▶ _WHAT YOU HAVE TO DO_
Each record needs to be echoed exactly; can you do that?
═══ INPUT ROWS ═══
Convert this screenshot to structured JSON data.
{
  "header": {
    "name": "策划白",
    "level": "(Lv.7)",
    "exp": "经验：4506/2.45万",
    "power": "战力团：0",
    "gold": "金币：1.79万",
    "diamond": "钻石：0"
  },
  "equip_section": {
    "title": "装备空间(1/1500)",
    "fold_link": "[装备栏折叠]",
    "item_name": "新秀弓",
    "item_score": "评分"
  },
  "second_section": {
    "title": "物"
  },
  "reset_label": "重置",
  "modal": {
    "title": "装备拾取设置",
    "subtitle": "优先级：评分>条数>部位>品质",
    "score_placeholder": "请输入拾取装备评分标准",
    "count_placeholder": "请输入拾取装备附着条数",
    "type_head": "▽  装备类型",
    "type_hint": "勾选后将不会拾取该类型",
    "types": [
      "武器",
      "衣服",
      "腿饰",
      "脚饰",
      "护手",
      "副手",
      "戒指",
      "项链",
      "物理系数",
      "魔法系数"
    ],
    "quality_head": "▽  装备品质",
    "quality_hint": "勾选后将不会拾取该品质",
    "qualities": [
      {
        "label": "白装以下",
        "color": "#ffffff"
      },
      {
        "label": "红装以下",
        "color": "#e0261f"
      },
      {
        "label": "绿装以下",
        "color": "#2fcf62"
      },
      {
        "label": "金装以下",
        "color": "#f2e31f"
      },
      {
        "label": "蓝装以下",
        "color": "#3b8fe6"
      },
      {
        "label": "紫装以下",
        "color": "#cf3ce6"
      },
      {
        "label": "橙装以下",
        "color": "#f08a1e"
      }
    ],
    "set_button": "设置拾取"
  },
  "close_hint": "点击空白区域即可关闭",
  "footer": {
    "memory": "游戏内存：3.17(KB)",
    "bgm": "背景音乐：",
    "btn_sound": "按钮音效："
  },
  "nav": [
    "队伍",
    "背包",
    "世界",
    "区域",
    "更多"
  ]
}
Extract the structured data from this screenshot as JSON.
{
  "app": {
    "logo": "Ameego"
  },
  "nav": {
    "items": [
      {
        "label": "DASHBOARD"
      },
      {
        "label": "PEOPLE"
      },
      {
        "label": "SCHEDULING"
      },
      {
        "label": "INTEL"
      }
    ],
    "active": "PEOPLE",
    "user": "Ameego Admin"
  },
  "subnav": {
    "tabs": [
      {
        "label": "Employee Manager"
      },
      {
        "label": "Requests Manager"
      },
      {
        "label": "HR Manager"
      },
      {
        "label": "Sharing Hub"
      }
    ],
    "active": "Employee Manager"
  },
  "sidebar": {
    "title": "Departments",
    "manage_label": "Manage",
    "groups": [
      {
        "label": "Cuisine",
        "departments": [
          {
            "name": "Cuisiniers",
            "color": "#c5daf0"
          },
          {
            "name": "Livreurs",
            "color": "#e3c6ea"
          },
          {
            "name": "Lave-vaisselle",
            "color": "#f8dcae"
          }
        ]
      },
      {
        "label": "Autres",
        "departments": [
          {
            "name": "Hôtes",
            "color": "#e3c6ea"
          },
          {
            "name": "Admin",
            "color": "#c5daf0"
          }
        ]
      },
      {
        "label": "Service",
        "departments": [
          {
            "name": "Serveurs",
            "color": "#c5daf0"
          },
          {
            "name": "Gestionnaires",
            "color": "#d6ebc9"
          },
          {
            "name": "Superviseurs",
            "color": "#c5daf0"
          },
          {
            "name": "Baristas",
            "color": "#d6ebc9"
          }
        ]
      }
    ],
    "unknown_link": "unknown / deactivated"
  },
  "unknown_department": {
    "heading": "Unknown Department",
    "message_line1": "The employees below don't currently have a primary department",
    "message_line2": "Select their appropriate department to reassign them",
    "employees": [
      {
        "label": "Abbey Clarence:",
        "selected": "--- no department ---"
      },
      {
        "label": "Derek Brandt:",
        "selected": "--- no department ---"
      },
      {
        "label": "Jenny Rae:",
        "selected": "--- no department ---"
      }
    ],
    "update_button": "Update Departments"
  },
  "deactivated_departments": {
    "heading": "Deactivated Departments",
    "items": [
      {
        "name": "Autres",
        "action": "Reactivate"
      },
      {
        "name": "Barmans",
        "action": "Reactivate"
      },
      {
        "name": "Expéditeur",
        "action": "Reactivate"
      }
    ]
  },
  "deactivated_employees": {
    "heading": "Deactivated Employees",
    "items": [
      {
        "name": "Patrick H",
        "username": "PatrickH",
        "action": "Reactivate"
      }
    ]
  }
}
═══
▶ _TASK OUTPUT_
Convert this screenshot to structured JSON data.
{
  "header": {
    "name": "策划白",
    "level": "(Lv.7)",
    "exp": "经验：4506/2.45万",
    "power": "战力团：0",
    "gold": "金币：1.79万",
    "diamond": "钻石：0"
  },
  "equip_section": {
    "title": "装备空间(1/1500)",
    "fold_link": "[装备栏折叠]",
    "item_name": "新秀弓",
    "item_score": "评分"
  },
  "second_section": {
    "title": "物"
  },
  "reset_label": "重置",
  "modal": {
    "title": "装备拾取设置",
    "subtitle": "优先级：评分>条数>部位>品质",
    "score_placeholder": "请输入拾取装备评分标准",
    "count_placeholder": "请输入拾取装备附着条数",
    "type_head": "▽  装备类型",
    "type_hint": "勾选后将不会拾取该类型",
    "types": [
      "武器",
      "衣服",
      "腿饰",
      "脚饰",
      "护手",
      "副手",
      "戒指",
      "项链",
      "物理系数",
      "魔法系数"
    ],
    "quality_head": "▽  装备品质",
    "quality_hint": "勾选后将不会拾取该品质",
    "qualities": [
      {
        "label": "白装以下",
        "color": "#ffffff"
      },
      {
        "label": "红装以下",
        "color": "#e0261f"
      },
      {
        "label": "绿装以下",
        "color": "#2fcf62"
      },
      {
        "label": "金装以下",
        "color": "#f2e31f"
      },
      {
        "label": "蓝装以下",
        "color": "#3b8fe6"
      },
      {
        "label": "紫装以下",
        "color": "#cf3ce6"
      },
      {
        "label": "橙装以下",
        "color": "#f08a1e"
      }
    ],
    "set_button": "设置拾取"
  },
  "close_hint": "点击空白区域即可关闭",
  "footer": {
    "memory": "游戏内存：3.17(KB)",
    "bgm": "背景音乐：",
    "btn_sound": "按钮音效："
  },
  "nav": [
    "队伍",
    "背包",
    "世界",
    "区域",
    "更多"
  ]
}
Extract the structured data from this screenshot as JSON.
{
  "app": {
    "logo": "Ameego"
  },
  "nav": {
    "items": [
      {
        "label": "DASHBOARD"
      },
      {
        "label": "PEOPLE"
      },
      {
        "label": "SCHEDULING"
      },
      {
        "label": "INTEL"
      }
    ],
    "active": "PEOPLE",
    "user": "Ameego Admin"
  },
  "subnav": {
    "tabs": [
      {
        "label": "Employee Manager"
      },
      {
        "label": "Requests Manager"
      },
      {
        "label": "HR Manager"
      },
      {
        "label": "Sharing Hub"
      }
    ],
    "active": "Employee Manager"
  },
  "sidebar": {
    "title": "Departments",
    "manage_label": "Manage",
    "groups": [
      {
        "label": "Cuisine",
        "departments": [
          {
            "name": "Cuisiniers",
            "color": "#c5daf0"
          },
          {
            "name": "Livreurs",
            "color": "#e3c6ea"
          },
          {
            "name": "Lave-vaisselle",
            "color": "#f8dcae"
          }
        ]
      },
      {
        "label": "Autres",
        "departments": [
          {
            "name": "Hôtes",
            "color": "#e3c6ea"
          },
          {
            "name": "Admin",
            "color": "#c5daf0"
          }
        ]
      },
      {
        "label": "Service",
        "departments": [
          {
            "name": "Serveurs",
            "color": "#c5daf0"
          },
          {
            "name": "Gestionnaires",
            "color": "#d6ebc9"
          },
          {
            "name": "Superviseurs",
            "color": "#c5daf0"
          },
          {
            "name": "Baristas",
            "color": "#d6ebc9"
          }
        ]
      }
    ],
    "unknown_link": "unknown / deactivated"
  },
  "unknown_department": {
    "heading": "Unknown Department",
    "message_line1": "The employees below don't currently have a primary department",
    "message_line2": "Select their appropriate department to reassign them",
    "employees": [
      {
        "label": "Abbey Clarence:",
        "selected": "--- no department ---"
      },
      {
        "label": "Derek Brandt:",
        "selected": "--- no department ---"
      },
      {
        "label": "Jenny Rae:",
        "selected": "--- no department ---"
      }
    ],
    "update_button": "Update Departments"
  },
  "deactivated_departments": {
    "heading": "Deactivated Departments",
    "items": [
      {
        "name": "Autres",
        "action": "Reactivate"
      },
      {
        "name": "Barmans",
        "action": "Reactivate"
      },
      {
        "name": "Expéditeur",
        "action": "Reactivate"
      }
    ]
  },
  "deactivated_employees": {
    "heading": "Deactivated Employees",
    "items": [
      {
        "name": "Patrick H",
        "username": "PatrickH",
        "action": "Reactivate"
      }
    ]
  }
}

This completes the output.